(Stored records)
>> BEGIN

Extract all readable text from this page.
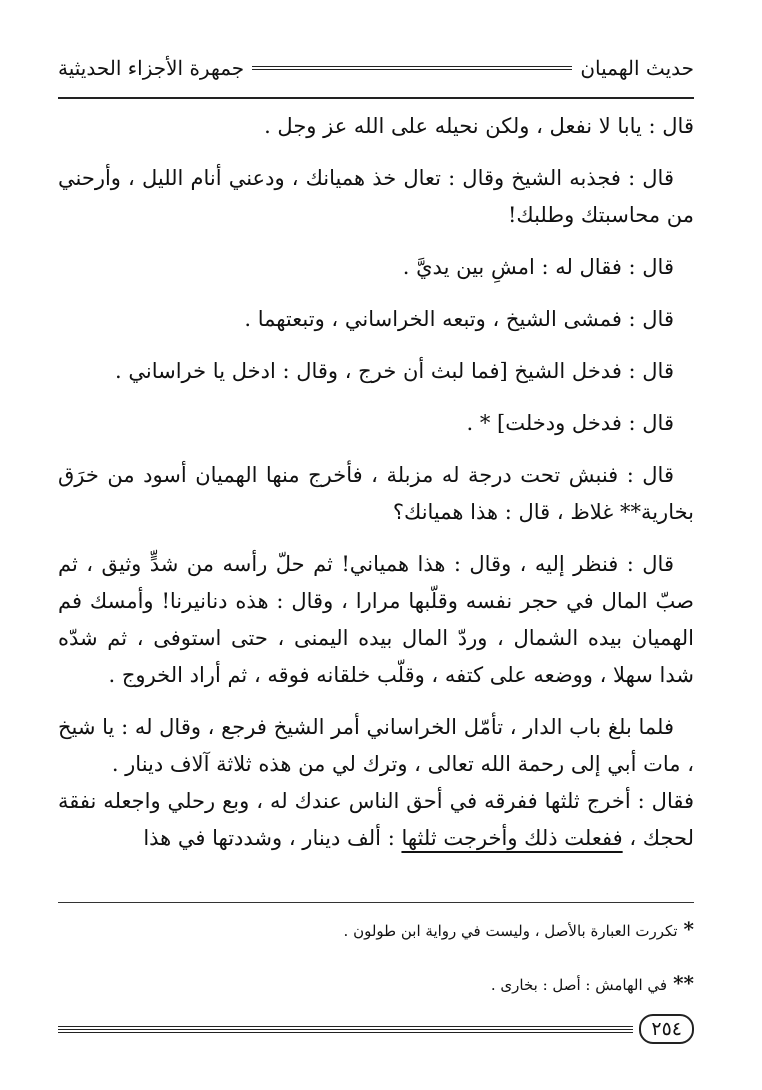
حديث الهميان
جمهرة الأجزاء الحديثية

قال : يابا لا نفعل ، ولكن نحيله على الله عز وجل .

قال : فجذبه الشيخ وقال : تعال خذ هميانك ، ودعني أنام الليل ، وأرحني من محاسبتك وطلبك!

قال : فقال له : امشِ بين يديَّ .

قال : فمشى الشيخ ، وتبعه الخراساني ، وتبعتهما .

قال : فدخل الشيخ [فما لبث أن خرج ، وقال : ادخل يا خراساني .

قال : فدخل ودخلت] * .

قال : فنبش تحت درجة له مزبلة ، فأخرج منها الهميان أسود من خرَق بخارية** غلاظ ، قال : هذا هميانك؟

قال : فنظر إليه ، وقال : هذا همياني! ثم حلّ رأسه من شدٍّ وثيق ، ثم صبّ المال في حجر نفسه وقلّبها مرارا ، وقال : هذه دنانيرنا! وأمسك فم الهميان بيده الشمال ، وردّ المال بيده اليمنى ، حتى استوفى ، ثم شدّه شدا سهلا ، ووضعه على كتفه ، وقلّب خلقانه فوقه ، ثم أراد الخروج .

فلما بلغ باب الدار ، تأمّل الخراساني أمر الشيخ فرجع ، وقال له : يا شيخ ، مات أبي إلى رحمة الله تعالى ، وترك لي من هذه ثلاثة آلاف دينار .

فقال : أخرج ثلثها ففرقه في أحق الناس عندك له ، وبع رحلي واجعله نفقة لحجك ، ففعلت ذلك وأخرجت ثلثها : ألف دينار ، وشددتها في هذا

*تكررت العبارة بالأصل ، وليست في رواية ابن طولون .

**في الهامش : أصل : بخارى .

٢٥٤
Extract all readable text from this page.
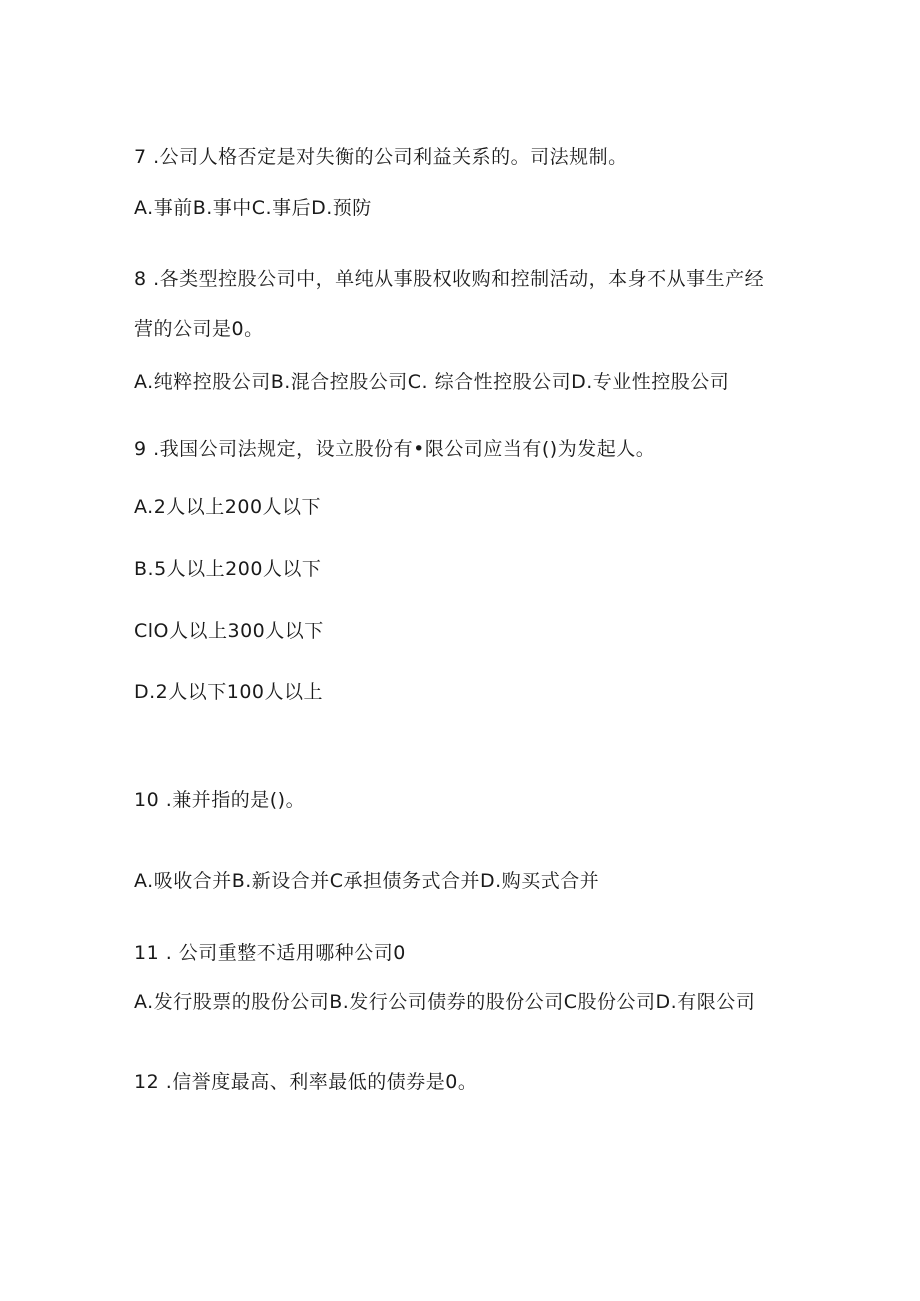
7 .公司人格否定是对失衡的公司利益关系的。司法规制。
A.事前B.事中C.事后D.预防
8 .各类型控股公司中，单纯从事股权收购和控制活动，本身不从事生产经
营的公司是0。
A.纯粹控股公司B.混合控股公司C. 综合性控股公司D.专业性控股公司
9 .我国公司法规定，设立股份有•限公司应当有()为发起人。
A.2人以上200人以下
B.5人以上200人以下
ClO人以上300人以下
D.2人以下100人以上
10 .兼并指的是()。
A.吸收合并B.新设合并C承担债务式合并D.购买式合并
11 . 公司重整不适用哪种公司0
A.发行股票的股份公司B.发行公司债券的股份公司C股份公司D.有限公司
12 .信誉度最高、利率最低的债券是0。
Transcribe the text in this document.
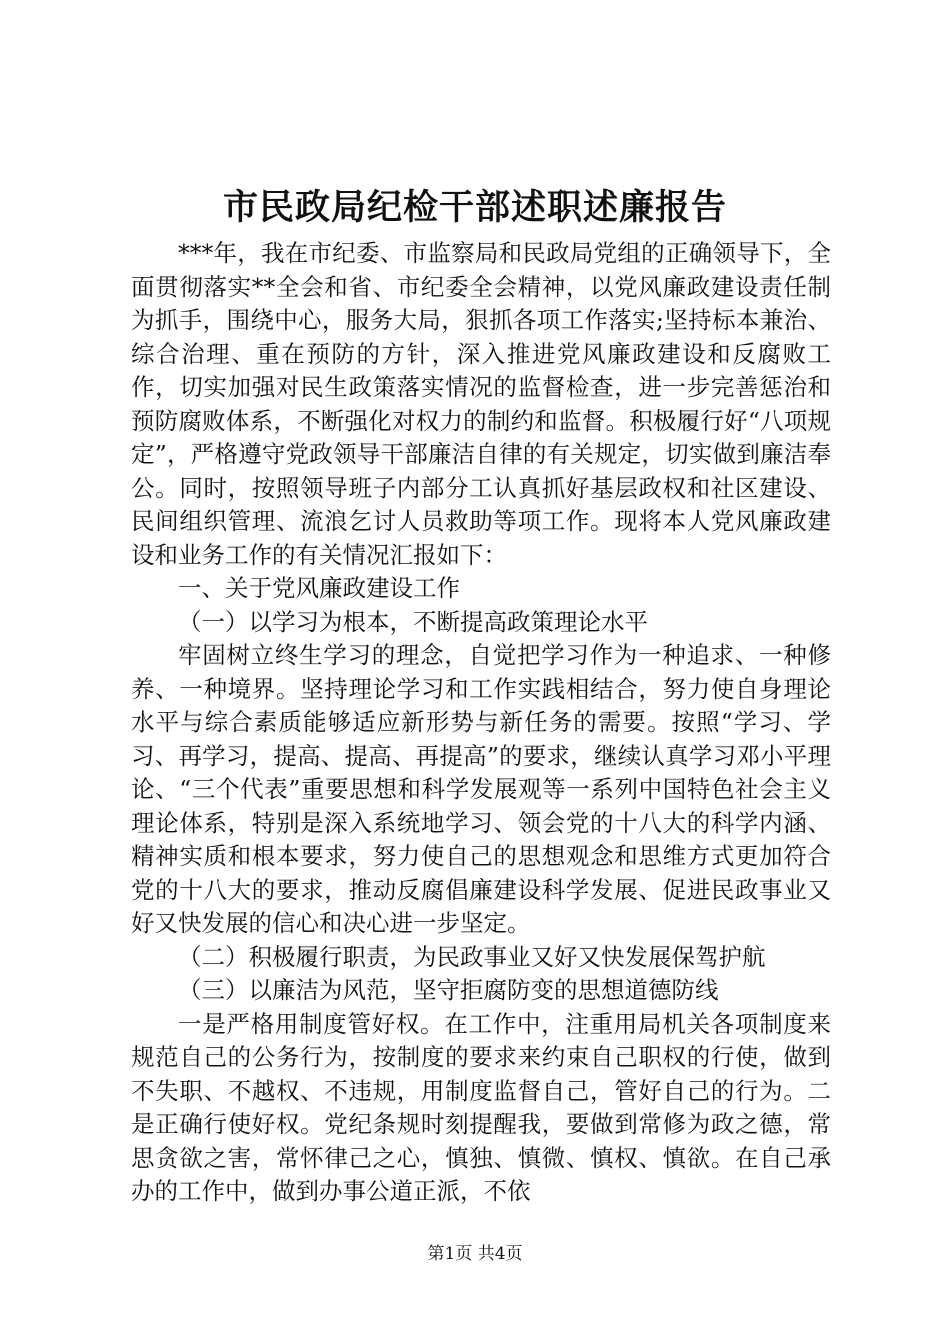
市民政局纪检干部述职述廉报告

***年，我在市纪委、市监察局和民政局党组的正确领导下，全面贯彻落实**全会和省、市纪委全会精神，以党风廉政建设责任制为抓手，围绕中心，服务大局，狠抓各项工作落实;坚持标本兼治、综合治理、重在预防的方针，深入推进党风廉政建设和反腐败工作，切实加强对民生政策落实情况的监督检查，进一步完善惩治和预防腐败体系，不断强化对权力的制约和监督。积极履行好“八项规定”，严格遵守党政领导干部廉洁自律的有关规定，切实做到廉洁奉公。同时，按照领导班子内部分工认真抓好基层政权和社区建设、民间组织管理、流浪乞讨人员救助等项工作。现将本人党风廉政建设和业务工作的有关情况汇报如下：

一、关于党风廉政建设工作

（一）以学习为根本，不断提高政策理论水平

牢固树立终生学习的理念，自觉把学习作为一种追求、一种修养、一种境界。坚持理论学习和工作实践相结合，努力使自身理论水平与综合素质能够适应新形势与新任务的需要。按照“学习、学习、再学习，提高、提高、再提高”的要求，继续认真学习邓小平理论、“三个代表”重要思想和科学发展观等一系列中国特色社会主义理论体系，特别是深入系统地学习、领会党的十八大的科学内涵、精神实质和根本要求，努力使自己的思想观念和思维方式更加符合党的十八大的要求，推动反腐倡廉建设科学发展、促进民政事业又好又快发展的信心和决心进一步坚定。

（二）积极履行职责，为民政事业又好又快发展保驾护航

（三）以廉洁为风范，坚守拒腐防变的思想道德防线

一是严格用制度管好权。在工作中，注重用局机关各项制度来规范自己的公务行为，按制度的要求来约束自己职权的行使，做到不失职、不越权、不违规，用制度监督自己，管好自己的行为。二是正确行使好权。党纪条规时刻提醒我，要做到常修为政之德，常思贪欲之害，常怀律己之心，慎独、慎微、慎权、慎欲。在自己承办的工作中，做到办事公道正派，不依

第1页 共4页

>> END

◆ What is required: Extract all the data above exactly, excluding every picture.

◆ Solution to this exercise:
Extract all readable text from this page.
حديث الهميان
جمهرة الأجزاء الحديثية

قال : يابا لا نفعل ، ولكن نحيله على الله عز وجل .

قال : فجذبه الشيخ وقال : تعال خذ هميانك ، ودعني أنام الليل ، وأرحني من محاسبتك وطلبك!

قال : فقال له : امشِ بين يديَّ .

قال : فمشى الشيخ ، وتبعه الخراساني ، وتبعتهما .

قال : فدخل الشيخ [فما لبث أن خرج ، وقال : ادخل يا خراساني .

قال : فدخل ودخلت] * .

قال : فنبش تحت درجة له مزبلة ، فأخرج منها الهميان أسود من خرَق بخارية** غلاظ ، قال : هذا هميانك؟

قال : فنظر إليه ، وقال : هذا همياني! ثم حلّ رأسه من شدٍّ وثيق ، ثم صبّ المال في حجر نفسه وقلّبها مرارا ، وقال : هذه دنانيرنا! وأمسك فم الهميان بيده الشمال ، وردّ المال بيده اليمنى ، حتى استوفى ، ثم شدّه شدا سهلا ، ووضعه على كتفه ، وقلّب خلقانه فوقه ، ثم أراد الخروج .

فلما بلغ باب الدار ، تأمّل الخراساني أمر الشيخ فرجع ، وقال له : يا شيخ ، مات أبي إلى رحمة الله تعالى ، وترك لي من هذه ثلاثة آلاف دينار .

فقال : أخرج ثلثها ففرقه في أحق الناس عندك له ، وبع رحلي واجعله نفقة لحجك ، ففعلت ذلك وأخرجت ثلثها : ألف دينار ، وشددتها في هذا

*تكررت العبارة بالأصل ، وليست في رواية ابن طولون .

**في الهامش : أصل : بخارى .

٢٥٤
Extract all readable text from this page.
7 .公司人格否定是对失衡的公司利益关系的。司法规制。
A.事前B.事中C.事后D.预防
8 .各类型控股公司中，单纯从事股权收购和控制活动，本身不从事生产经
营的公司是0。
A.纯粹控股公司B.混合控股公司C. 综合性控股公司D.专业性控股公司
9 .我国公司法规定，设立股份有•限公司应当有()为发起人。
A.2人以上200人以下
B.5人以上200人以下
ClO人以上300人以下
D.2人以下100人以上
10 .兼并指的是()。
A.吸收合并B.新设合并C承担债务式合并D.购买式合并
11 . 公司重整不适用哪种公司0
A.发行股票的股份公司B.发行公司债券的股份公司C股份公司D.有限公司
12 .信誉度最高、利率最低的债券是0。
Transcribe the text in this document.
市民政局纪检干部述职述廉报告

***年，我在市纪委、市监察局和民政局党组的正确领导下，全面贯彻落实**全会和省、市纪委全会精神，以党风廉政建设责任制为抓手，围绕中心，服务大局，狠抓各项工作落实;坚持标本兼治、综合治理、重在预防的方针，深入推进党风廉政建设和反腐败工作，切实加强对民生政策落实情况的监督检查，进一步完善惩治和预防腐败体系，不断强化对权力的制约和监督。积极履行好“八项规定”，严格遵守党政领导干部廉洁自律的有关规定，切实做到廉洁奉公。同时，按照领导班子内部分工认真抓好基层政权和社区建设、民间组织管理、流浪乞讨人员救助等项工作。现将本人党风廉政建设和业务工作的有关情况汇报如下：

一、关于党风廉政建设工作

（一）以学习为根本，不断提高政策理论水平

牢固树立终生学习的理念，自觉把学习作为一种追求、一种修养、一种境界。坚持理论学习和工作实践相结合，努力使自身理论水平与综合素质能够适应新形势与新任务的需要。按照“学习、学习、再学习，提高、提高、再提高”的要求，继续认真学习邓小平理论、“三个代表”重要思想和科学发展观等一系列中国特色社会主义理论体系，特别是深入系统地学习、领会党的十八大的科学内涵、精神实质和根本要求，努力使自己的思想观念和思维方式更加符合党的十八大的要求，推动反腐倡廉建设科学发展、促进民政事业又好又快发展的信心和决心进一步坚定。

（二）积极履行职责，为民政事业又好又快发展保驾护航

（三）以廉洁为风范，坚守拒腐防变的思想道德防线

一是严格用制度管好权。在工作中，注重用局机关各项制度来规范自己的公务行为，按制度的要求来约束自己职权的行使，做到不失职、不越权、不违规，用制度监督自己，管好自己的行为。二是正确行使好权。党纪条规时刻提醒我，要做到常修为政之德，常思贪欲之害，常怀律己之心，慎独、慎微、慎权、慎欲。在自己承办的工作中，做到办事公道正派，不依

第1页 共4页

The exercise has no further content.